(Collected data entries)

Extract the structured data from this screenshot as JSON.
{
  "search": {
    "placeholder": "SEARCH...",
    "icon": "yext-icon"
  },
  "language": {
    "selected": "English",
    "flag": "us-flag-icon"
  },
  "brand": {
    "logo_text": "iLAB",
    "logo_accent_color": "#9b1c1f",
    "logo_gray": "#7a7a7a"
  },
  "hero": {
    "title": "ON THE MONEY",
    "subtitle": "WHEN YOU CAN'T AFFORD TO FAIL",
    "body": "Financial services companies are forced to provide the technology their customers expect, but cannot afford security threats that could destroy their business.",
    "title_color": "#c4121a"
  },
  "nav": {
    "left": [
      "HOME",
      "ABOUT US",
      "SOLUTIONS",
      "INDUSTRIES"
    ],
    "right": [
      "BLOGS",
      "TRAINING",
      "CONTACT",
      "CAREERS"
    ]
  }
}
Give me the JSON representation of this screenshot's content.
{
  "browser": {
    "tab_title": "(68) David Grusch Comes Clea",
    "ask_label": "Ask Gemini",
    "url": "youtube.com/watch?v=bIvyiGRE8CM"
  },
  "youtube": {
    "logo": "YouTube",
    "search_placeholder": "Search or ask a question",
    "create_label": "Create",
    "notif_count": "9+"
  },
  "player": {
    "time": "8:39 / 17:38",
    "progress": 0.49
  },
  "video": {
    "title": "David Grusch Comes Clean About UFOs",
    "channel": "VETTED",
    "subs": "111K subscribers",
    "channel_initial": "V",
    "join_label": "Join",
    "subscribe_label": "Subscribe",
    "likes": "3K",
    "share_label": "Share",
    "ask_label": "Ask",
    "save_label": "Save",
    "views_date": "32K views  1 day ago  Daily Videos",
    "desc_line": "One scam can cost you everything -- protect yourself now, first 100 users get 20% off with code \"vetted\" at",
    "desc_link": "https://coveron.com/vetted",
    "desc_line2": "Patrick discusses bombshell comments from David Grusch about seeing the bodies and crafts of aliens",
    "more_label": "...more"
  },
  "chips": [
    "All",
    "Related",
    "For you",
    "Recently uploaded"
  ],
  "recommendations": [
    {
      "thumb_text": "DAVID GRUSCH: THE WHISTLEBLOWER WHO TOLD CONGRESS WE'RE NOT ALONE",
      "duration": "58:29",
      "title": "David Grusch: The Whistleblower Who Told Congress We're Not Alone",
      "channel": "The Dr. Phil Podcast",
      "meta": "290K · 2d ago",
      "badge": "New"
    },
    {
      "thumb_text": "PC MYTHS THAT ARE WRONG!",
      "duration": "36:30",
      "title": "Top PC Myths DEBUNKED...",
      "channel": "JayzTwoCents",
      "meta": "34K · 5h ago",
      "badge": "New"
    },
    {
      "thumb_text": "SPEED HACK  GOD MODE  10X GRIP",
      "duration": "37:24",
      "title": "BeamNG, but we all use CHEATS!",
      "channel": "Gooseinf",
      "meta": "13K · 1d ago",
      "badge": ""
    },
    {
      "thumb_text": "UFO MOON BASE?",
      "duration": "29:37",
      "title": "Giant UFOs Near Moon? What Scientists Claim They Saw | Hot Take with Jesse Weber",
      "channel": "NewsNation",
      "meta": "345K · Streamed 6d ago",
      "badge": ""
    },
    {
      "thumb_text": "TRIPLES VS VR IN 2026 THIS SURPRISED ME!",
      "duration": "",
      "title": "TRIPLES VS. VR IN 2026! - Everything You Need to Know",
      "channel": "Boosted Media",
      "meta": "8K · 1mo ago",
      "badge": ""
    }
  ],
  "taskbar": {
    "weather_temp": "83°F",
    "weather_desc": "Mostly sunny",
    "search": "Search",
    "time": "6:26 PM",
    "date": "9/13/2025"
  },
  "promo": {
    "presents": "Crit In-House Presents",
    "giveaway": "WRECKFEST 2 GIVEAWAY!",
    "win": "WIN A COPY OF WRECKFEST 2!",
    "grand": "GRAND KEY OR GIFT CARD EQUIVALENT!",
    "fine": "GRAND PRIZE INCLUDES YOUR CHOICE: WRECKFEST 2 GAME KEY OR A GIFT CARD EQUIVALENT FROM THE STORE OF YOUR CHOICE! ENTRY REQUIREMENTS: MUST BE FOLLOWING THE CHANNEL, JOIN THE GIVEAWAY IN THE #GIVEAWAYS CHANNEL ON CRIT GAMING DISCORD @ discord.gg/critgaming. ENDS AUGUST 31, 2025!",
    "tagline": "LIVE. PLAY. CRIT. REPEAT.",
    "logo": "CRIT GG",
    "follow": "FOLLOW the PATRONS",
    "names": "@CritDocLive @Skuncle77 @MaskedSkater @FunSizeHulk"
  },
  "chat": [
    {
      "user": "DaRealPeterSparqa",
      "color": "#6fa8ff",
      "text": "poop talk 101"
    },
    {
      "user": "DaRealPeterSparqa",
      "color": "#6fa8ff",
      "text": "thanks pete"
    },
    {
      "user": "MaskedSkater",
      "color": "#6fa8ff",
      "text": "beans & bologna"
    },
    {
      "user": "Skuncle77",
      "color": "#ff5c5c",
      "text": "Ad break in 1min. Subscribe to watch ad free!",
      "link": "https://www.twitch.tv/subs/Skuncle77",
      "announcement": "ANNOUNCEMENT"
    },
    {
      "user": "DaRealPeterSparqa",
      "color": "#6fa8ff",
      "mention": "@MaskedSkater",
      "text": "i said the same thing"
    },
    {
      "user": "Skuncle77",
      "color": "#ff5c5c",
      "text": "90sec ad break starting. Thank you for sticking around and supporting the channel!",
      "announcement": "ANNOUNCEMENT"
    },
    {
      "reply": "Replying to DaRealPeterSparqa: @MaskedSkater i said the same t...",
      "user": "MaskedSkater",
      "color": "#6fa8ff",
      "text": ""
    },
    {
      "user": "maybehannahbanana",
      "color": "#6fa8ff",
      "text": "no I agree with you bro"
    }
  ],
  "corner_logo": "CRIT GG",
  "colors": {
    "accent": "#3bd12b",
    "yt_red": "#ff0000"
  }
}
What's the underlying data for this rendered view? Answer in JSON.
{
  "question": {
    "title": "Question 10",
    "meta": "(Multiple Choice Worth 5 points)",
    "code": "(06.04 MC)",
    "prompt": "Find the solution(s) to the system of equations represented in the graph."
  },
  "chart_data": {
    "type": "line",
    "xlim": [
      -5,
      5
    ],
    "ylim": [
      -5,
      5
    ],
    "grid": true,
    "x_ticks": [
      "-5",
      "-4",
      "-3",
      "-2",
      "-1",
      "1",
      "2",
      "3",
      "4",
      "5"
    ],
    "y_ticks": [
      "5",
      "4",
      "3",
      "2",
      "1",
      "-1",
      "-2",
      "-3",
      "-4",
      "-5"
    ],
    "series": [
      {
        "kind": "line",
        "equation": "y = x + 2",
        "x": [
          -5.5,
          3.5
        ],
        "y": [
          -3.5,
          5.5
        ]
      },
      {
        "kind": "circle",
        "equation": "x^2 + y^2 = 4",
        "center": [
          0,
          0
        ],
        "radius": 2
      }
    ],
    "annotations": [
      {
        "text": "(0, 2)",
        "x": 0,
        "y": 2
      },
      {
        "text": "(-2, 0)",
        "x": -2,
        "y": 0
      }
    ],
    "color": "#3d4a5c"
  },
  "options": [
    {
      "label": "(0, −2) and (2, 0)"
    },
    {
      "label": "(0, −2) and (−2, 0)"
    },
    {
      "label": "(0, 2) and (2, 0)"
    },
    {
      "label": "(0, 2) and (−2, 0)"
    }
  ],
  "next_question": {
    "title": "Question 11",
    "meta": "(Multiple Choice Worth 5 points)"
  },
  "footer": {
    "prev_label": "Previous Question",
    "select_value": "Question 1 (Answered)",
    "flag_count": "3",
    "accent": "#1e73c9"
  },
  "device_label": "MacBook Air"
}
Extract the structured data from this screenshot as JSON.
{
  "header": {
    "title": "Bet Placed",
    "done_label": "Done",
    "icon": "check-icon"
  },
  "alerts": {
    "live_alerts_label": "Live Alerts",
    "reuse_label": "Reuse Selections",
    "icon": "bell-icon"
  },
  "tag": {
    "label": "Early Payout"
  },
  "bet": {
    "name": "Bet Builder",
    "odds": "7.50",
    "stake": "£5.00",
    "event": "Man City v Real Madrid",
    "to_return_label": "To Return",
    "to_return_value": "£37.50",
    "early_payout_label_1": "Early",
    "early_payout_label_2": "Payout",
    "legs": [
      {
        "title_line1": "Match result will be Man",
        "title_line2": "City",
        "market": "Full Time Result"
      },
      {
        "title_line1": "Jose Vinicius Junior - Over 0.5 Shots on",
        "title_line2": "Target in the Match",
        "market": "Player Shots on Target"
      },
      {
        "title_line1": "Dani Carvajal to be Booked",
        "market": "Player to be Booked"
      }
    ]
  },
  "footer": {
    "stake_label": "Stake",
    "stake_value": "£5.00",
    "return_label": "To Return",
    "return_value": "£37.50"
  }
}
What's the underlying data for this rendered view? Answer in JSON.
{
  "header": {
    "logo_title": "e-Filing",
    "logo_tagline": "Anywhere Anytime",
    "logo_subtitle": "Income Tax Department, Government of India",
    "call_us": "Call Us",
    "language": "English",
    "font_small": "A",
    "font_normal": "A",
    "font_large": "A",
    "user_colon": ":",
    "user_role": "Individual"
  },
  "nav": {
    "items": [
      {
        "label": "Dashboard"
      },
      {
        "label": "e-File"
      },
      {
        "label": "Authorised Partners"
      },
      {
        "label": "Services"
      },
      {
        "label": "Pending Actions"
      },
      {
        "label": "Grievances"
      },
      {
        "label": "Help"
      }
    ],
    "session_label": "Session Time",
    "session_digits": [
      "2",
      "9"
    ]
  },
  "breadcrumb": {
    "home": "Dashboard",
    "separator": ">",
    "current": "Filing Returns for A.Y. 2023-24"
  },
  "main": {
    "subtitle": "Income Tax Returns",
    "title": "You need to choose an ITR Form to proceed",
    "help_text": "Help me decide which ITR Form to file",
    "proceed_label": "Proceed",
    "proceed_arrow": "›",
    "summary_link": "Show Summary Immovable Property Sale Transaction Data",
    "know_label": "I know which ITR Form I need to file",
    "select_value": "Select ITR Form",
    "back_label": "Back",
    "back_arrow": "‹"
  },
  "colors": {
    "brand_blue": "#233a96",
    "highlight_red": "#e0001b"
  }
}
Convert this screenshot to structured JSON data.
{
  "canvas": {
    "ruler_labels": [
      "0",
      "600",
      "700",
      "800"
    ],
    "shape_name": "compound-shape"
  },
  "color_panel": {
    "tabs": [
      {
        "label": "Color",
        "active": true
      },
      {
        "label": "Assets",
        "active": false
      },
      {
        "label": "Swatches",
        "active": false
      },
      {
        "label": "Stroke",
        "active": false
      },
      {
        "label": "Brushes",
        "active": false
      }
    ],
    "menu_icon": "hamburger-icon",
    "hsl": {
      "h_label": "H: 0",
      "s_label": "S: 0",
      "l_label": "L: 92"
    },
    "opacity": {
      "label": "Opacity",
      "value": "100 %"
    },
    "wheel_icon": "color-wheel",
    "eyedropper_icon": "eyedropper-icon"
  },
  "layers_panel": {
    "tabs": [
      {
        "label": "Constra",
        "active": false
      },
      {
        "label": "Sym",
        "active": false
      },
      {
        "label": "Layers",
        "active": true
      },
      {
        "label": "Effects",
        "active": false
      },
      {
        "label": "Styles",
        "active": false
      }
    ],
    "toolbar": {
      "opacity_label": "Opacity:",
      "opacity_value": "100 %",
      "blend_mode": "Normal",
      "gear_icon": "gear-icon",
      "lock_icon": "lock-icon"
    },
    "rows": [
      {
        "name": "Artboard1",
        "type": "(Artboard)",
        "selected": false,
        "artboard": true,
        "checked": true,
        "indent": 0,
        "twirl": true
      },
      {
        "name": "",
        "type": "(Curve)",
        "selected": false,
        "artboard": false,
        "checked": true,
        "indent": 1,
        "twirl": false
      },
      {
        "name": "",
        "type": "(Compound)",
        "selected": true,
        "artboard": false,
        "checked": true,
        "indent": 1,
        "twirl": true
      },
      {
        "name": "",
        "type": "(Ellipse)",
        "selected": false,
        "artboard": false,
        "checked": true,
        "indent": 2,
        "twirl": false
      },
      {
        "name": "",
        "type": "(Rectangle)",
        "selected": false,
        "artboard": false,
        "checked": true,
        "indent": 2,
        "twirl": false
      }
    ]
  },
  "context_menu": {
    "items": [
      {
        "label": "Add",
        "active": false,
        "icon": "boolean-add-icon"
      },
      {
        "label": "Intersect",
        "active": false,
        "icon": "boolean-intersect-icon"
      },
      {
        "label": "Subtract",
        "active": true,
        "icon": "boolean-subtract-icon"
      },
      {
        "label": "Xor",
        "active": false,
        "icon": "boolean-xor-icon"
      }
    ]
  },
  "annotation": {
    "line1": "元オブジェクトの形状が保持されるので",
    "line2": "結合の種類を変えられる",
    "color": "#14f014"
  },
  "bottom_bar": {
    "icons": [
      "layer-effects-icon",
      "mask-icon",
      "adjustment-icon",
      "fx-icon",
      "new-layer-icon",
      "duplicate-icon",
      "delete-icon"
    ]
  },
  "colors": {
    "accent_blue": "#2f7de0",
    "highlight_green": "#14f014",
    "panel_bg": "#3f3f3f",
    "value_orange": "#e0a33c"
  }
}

• Direction:
Give only the count of lines in the data that include the string "boolean".

• Problem solution:
4